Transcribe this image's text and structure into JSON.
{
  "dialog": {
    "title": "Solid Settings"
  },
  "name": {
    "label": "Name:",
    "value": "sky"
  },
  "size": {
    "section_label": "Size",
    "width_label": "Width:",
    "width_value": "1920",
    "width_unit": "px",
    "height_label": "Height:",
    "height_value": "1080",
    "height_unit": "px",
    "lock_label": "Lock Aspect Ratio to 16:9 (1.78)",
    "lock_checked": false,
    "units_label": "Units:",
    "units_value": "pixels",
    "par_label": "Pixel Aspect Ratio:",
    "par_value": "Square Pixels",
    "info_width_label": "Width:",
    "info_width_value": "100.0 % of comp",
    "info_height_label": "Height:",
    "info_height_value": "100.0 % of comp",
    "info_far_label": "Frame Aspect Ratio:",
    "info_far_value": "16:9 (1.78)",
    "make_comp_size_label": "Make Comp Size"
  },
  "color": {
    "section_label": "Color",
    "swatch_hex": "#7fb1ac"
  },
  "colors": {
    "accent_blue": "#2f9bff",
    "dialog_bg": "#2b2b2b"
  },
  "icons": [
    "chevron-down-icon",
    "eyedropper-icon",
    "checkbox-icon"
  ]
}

════

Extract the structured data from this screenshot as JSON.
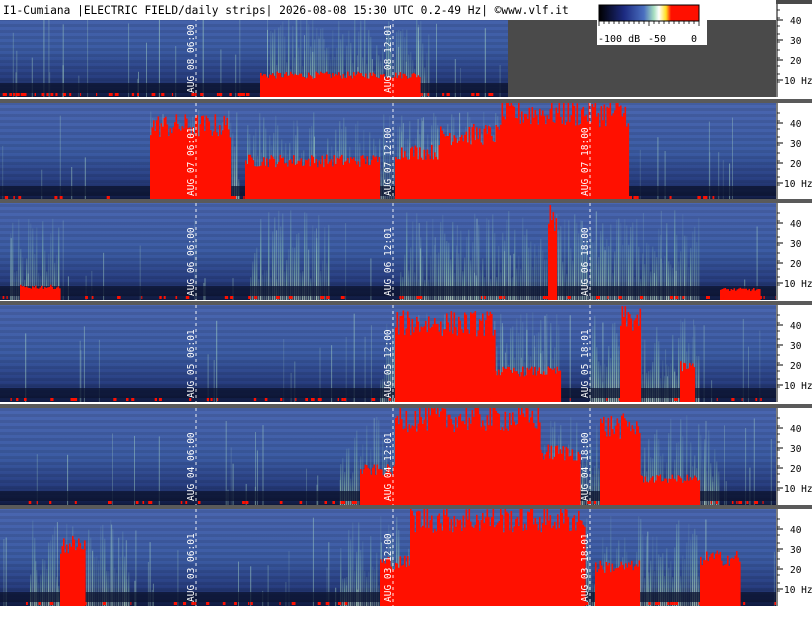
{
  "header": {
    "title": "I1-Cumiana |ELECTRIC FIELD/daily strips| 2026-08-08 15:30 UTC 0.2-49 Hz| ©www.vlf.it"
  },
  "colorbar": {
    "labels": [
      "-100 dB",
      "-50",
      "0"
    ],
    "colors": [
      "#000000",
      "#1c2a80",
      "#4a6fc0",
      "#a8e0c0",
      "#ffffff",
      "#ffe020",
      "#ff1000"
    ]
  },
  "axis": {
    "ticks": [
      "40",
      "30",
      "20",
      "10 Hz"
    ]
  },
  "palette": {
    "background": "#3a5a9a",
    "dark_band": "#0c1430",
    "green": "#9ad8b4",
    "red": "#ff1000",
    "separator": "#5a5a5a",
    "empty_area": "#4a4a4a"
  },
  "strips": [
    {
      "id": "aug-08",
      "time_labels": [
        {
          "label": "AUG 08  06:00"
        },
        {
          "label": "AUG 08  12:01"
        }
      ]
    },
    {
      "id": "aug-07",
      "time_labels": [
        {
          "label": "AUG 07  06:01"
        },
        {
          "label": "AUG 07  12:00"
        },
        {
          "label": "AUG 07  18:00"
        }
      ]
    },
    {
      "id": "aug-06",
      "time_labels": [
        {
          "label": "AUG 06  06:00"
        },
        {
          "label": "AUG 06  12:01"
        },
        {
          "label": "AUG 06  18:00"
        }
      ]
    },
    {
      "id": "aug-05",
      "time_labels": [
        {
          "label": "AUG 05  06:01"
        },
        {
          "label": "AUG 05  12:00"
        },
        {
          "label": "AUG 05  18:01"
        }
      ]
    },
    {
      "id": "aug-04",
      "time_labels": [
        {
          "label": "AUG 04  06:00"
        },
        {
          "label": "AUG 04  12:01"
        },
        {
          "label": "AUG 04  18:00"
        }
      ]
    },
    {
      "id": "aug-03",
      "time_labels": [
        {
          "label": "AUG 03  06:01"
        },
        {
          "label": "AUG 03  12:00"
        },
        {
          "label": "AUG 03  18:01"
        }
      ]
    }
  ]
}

════

TASK DIRECTIONS: Copy each line of the preceding data that contains the string "Ratio".

SOLVED EXERCISE:
    "lock_label": "Lock Aspect Ratio to 16:9 (1.78)",
    "par_label": "Pixel Aspect Ratio:",
    "info_far_label": "Frame Aspect Ratio:",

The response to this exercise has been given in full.